EXERCISE INSTRUCTIONS: All entries should be output exactly as they stand.

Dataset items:
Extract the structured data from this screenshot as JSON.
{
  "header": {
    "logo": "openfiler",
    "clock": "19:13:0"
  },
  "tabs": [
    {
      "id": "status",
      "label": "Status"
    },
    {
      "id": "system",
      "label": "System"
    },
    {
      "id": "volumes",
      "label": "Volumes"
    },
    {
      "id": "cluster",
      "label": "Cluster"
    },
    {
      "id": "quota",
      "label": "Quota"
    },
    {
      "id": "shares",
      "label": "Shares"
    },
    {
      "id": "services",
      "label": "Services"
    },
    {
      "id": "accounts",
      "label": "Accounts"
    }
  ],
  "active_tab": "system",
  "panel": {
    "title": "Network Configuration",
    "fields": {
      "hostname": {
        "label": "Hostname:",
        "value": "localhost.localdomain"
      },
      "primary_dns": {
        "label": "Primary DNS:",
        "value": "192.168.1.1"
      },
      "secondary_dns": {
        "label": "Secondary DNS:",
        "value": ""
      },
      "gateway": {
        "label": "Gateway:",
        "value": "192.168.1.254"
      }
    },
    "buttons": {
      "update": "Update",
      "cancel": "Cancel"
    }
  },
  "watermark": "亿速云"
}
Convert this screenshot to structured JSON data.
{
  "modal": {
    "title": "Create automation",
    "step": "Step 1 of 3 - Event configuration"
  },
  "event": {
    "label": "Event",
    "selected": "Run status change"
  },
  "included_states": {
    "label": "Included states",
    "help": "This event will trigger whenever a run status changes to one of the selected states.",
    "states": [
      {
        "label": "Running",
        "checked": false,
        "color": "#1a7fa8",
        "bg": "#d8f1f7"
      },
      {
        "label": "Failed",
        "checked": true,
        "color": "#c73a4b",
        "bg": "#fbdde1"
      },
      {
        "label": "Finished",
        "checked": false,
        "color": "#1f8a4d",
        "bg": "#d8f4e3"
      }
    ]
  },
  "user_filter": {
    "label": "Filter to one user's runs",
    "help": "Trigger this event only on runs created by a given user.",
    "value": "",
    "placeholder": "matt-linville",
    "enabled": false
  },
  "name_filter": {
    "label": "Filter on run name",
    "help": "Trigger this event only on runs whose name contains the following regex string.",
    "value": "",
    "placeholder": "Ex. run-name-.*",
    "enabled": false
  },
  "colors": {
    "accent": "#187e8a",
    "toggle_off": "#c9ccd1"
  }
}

THE COMPLETED TASK:
Extract the structured data from this screenshot as JSON.
{
  "header": {
    "logo": "openfiler",
    "clock": "19:13:0"
  },
  "tabs": [
    {
      "id": "status",
      "label": "Status"
    },
    {
      "id": "system",
      "label": "System"
    },
    {
      "id": "volumes",
      "label": "Volumes"
    },
    {
      "id": "cluster",
      "label": "Cluster"
    },
    {
      "id": "quota",
      "label": "Quota"
    },
    {
      "id": "shares",
      "label": "Shares"
    },
    {
      "id": "services",
      "label": "Services"
    },
    {
      "id": "accounts",
      "label": "Accounts"
    }
  ],
  "active_tab": "system",
  "panel": {
    "title": "Network Configuration",
    "fields": {
      "hostname": {
        "label": "Hostname:",
        "value": "localhost.localdomain"
      },
      "primary_dns": {
        "label": "Primary DNS:",
        "value": "192.168.1.1"
      },
      "secondary_dns": {
        "label": "Secondary DNS:",
        "value": ""
      },
      "gateway": {
        "label": "Gateway:",
        "value": "192.168.1.254"
      }
    },
    "buttons": {
      "update": "Update",
      "cancel": "Cancel"
    }
  },
  "watermark": "亿速云"
}
Convert this screenshot to structured JSON data.
{
  "modal": {
    "title": "Create automation",
    "step": "Step 1 of 3 - Event configuration"
  },
  "event": {
    "label": "Event",
    "selected": "Run status change"
  },
  "included_states": {
    "label": "Included states",
    "help": "This event will trigger whenever a run status changes to one of the selected states.",
    "states": [
      {
        "label": "Running",
        "checked": false,
        "color": "#1a7fa8",
        "bg": "#d8f1f7"
      },
      {
        "label": "Failed",
        "checked": true,
        "color": "#c73a4b",
        "bg": "#fbdde1"
      },
      {
        "label": "Finished",
        "checked": false,
        "color": "#1f8a4d",
        "bg": "#d8f4e3"
      }
    ]
  },
  "user_filter": {
    "label": "Filter to one user's runs",
    "help": "Trigger this event only on runs created by a given user.",
    "value": "",
    "placeholder": "matt-linville",
    "enabled": false
  },
  "name_filter": {
    "label": "Filter on run name",
    "help": "Trigger this event only on runs whose name contains the following regex string.",
    "value": "",
    "placeholder": "Ex. run-name-.*",
    "enabled": false
  },
  "colors": {
    "accent": "#187e8a",
    "toggle_off": "#c9ccd1"
  }
}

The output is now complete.